**PROBLEM DETAILS:**
Where a line below holds the string "General", copy that line.

[START MATERIAL SHOWN]

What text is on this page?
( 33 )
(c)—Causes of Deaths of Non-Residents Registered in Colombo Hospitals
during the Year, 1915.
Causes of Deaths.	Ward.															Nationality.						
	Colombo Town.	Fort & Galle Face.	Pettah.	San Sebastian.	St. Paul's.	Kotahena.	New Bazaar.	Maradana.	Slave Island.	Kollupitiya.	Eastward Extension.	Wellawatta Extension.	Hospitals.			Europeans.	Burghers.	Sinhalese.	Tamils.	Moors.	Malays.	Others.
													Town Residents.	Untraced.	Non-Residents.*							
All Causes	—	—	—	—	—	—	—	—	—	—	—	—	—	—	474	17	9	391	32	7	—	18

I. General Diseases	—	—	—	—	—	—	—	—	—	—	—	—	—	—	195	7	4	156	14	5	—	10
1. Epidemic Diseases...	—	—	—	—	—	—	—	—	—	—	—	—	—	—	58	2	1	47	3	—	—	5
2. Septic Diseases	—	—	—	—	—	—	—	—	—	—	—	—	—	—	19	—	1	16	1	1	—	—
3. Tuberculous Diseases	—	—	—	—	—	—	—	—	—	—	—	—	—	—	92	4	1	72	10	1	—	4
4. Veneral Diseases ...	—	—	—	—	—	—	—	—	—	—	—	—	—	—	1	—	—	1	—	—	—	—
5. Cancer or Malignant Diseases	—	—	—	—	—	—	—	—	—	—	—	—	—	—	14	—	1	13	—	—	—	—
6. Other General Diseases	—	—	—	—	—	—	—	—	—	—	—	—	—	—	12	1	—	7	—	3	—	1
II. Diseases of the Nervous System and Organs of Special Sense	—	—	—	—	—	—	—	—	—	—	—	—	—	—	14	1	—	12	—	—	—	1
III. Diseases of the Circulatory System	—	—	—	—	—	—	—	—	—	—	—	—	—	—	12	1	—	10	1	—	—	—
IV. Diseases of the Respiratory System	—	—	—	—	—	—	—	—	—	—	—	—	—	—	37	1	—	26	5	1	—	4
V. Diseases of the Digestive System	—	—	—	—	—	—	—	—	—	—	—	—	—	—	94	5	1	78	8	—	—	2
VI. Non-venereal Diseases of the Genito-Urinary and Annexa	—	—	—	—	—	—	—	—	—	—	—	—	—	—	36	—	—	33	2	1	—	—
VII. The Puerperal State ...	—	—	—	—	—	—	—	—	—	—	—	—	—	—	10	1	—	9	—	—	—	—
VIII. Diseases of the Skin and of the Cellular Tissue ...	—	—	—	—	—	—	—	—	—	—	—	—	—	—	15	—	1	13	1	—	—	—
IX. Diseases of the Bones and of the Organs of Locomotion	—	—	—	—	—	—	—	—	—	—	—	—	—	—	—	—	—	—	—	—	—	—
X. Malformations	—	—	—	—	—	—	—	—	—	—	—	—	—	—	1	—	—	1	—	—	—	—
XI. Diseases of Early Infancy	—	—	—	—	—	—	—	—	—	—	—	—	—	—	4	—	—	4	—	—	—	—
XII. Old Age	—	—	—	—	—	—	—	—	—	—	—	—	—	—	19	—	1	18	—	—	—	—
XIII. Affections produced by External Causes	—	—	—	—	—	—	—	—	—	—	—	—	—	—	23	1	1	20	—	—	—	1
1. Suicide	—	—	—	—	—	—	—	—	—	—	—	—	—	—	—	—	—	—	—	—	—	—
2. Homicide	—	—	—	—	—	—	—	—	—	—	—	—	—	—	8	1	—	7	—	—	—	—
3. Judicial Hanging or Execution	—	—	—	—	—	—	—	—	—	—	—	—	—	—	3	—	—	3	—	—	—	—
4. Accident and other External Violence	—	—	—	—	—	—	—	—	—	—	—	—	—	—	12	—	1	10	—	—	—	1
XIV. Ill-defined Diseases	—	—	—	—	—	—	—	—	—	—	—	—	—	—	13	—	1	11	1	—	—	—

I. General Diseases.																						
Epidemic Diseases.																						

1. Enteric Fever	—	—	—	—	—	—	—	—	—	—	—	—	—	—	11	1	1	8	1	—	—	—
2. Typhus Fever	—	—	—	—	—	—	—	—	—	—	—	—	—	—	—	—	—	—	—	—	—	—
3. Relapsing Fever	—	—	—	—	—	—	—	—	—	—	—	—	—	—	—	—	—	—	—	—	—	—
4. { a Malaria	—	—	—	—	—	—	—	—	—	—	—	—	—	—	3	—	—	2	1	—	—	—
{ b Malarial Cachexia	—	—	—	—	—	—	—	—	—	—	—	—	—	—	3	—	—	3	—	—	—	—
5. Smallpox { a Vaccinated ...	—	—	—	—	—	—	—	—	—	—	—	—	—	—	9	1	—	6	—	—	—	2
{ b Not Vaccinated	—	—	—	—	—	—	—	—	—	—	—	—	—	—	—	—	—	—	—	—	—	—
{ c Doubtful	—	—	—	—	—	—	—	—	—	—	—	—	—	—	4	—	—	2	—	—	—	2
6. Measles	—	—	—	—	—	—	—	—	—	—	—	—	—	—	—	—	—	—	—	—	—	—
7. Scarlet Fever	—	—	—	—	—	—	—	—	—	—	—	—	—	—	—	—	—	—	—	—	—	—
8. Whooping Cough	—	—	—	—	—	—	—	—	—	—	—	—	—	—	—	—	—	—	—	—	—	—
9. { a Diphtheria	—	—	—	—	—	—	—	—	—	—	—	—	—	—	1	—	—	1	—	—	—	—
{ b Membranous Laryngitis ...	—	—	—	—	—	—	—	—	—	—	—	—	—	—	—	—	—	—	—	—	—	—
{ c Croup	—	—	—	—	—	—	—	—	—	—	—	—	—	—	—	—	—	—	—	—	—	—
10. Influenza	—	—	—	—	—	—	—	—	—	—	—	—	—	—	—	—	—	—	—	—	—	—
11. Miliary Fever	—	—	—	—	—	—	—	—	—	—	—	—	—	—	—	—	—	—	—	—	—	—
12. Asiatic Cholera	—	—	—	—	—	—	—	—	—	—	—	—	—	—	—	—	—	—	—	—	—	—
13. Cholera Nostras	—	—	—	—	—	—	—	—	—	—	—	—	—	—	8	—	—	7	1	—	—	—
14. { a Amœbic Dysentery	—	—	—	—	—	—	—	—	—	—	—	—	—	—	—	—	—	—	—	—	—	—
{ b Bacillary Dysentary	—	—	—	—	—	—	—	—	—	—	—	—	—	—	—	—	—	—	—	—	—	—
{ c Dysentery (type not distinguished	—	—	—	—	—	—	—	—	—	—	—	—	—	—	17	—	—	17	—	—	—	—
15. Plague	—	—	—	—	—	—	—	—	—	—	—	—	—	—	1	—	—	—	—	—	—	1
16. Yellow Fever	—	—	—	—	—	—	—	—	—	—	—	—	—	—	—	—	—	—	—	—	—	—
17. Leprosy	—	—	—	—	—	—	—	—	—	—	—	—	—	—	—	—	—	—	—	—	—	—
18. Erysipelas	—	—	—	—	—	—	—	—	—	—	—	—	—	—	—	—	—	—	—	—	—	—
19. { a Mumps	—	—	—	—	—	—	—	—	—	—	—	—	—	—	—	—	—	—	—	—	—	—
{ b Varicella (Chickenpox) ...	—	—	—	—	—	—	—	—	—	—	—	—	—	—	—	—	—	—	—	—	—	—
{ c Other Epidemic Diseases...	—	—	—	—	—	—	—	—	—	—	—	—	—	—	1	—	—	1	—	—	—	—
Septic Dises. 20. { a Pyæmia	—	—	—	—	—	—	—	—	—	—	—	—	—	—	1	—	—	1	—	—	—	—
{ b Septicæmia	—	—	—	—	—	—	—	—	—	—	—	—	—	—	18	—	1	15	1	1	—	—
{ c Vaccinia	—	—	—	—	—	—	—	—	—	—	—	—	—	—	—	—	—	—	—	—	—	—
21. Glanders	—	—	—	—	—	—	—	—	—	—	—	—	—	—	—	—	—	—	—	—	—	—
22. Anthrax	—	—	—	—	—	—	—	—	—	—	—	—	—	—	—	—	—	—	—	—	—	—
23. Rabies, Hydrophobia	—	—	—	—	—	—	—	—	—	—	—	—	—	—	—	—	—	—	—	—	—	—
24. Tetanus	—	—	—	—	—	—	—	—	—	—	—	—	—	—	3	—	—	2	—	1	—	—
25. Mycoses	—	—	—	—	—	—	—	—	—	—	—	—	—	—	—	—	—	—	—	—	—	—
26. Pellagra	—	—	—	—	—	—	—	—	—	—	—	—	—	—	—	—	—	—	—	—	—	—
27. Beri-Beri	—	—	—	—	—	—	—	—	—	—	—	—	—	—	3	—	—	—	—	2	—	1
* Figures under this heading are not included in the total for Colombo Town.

[END MATERIAL SHOWN]

**EXERCISE ANSWER:**
I. General Diseases	—	—	—	—	—	—	—	—	—	—	—	—	—	—	195	7	4	156	14	5	—	10
6. Other General Diseases	—	—	—	—	—	—	—	—	—	—	—	—	—	—	12	1	—	7	—	3	—	1
I. General Diseases.																						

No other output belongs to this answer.